[Start of Listed entries]
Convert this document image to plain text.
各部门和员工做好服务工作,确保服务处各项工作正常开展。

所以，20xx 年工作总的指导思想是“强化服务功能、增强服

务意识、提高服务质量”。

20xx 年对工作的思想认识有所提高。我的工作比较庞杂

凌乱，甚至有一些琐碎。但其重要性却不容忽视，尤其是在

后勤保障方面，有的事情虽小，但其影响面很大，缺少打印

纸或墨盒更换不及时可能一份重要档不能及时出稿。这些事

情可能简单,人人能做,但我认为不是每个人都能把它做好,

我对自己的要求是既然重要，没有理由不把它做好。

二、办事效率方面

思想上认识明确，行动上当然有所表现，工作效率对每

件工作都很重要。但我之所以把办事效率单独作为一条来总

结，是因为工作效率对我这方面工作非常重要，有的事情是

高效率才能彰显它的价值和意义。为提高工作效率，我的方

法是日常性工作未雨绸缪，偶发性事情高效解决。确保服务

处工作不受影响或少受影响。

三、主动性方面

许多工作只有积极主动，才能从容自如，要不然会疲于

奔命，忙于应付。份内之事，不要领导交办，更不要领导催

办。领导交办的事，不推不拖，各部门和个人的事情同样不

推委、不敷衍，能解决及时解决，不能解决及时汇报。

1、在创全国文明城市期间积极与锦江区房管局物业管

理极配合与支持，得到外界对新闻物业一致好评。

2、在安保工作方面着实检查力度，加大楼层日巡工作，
[End of Listed entries]
Exercise description - Repeat each entry word for word.

Expected answer -
Convert this document image to plain text.
各部门和员工做好服务工作,确保服务处各项工作正常开展。

所以，20xx 年工作总的指导思想是“强化服务功能、增强服

务意识、提高服务质量”。

20xx 年对工作的思想认识有所提高。我的工作比较庞杂

凌乱，甚至有一些琐碎。但其重要性却不容忽视，尤其是在

后勤保障方面，有的事情虽小，但其影响面很大，缺少打印

纸或墨盒更换不及时可能一份重要档不能及时出稿。这些事

情可能简单,人人能做,但我认为不是每个人都能把它做好,

我对自己的要求是既然重要，没有理由不把它做好。

二、办事效率方面

思想上认识明确，行动上当然有所表现，工作效率对每

件工作都很重要。但我之所以把办事效率单独作为一条来总

结，是因为工作效率对我这方面工作非常重要，有的事情是

高效率才能彰显它的价值和意义。为提高工作效率，我的方

法是日常性工作未雨绸缪，偶发性事情高效解决。确保服务

处工作不受影响或少受影响。

三、主动性方面

许多工作只有积极主动，才能从容自如，要不然会疲于

奔命，忙于应付。份内之事，不要领导交办，更不要领导催

办。领导交办的事，不推不拖，各部门和个人的事情同样不

推委、不敷衍，能解决及时解决，不能解决及时汇报。

1、在创全国文明城市期间积极与锦江区房管局物业管

理极配合与支持，得到外界对新闻物业一致好评。

2、在安保工作方面着实检查力度，加大楼层日巡工作，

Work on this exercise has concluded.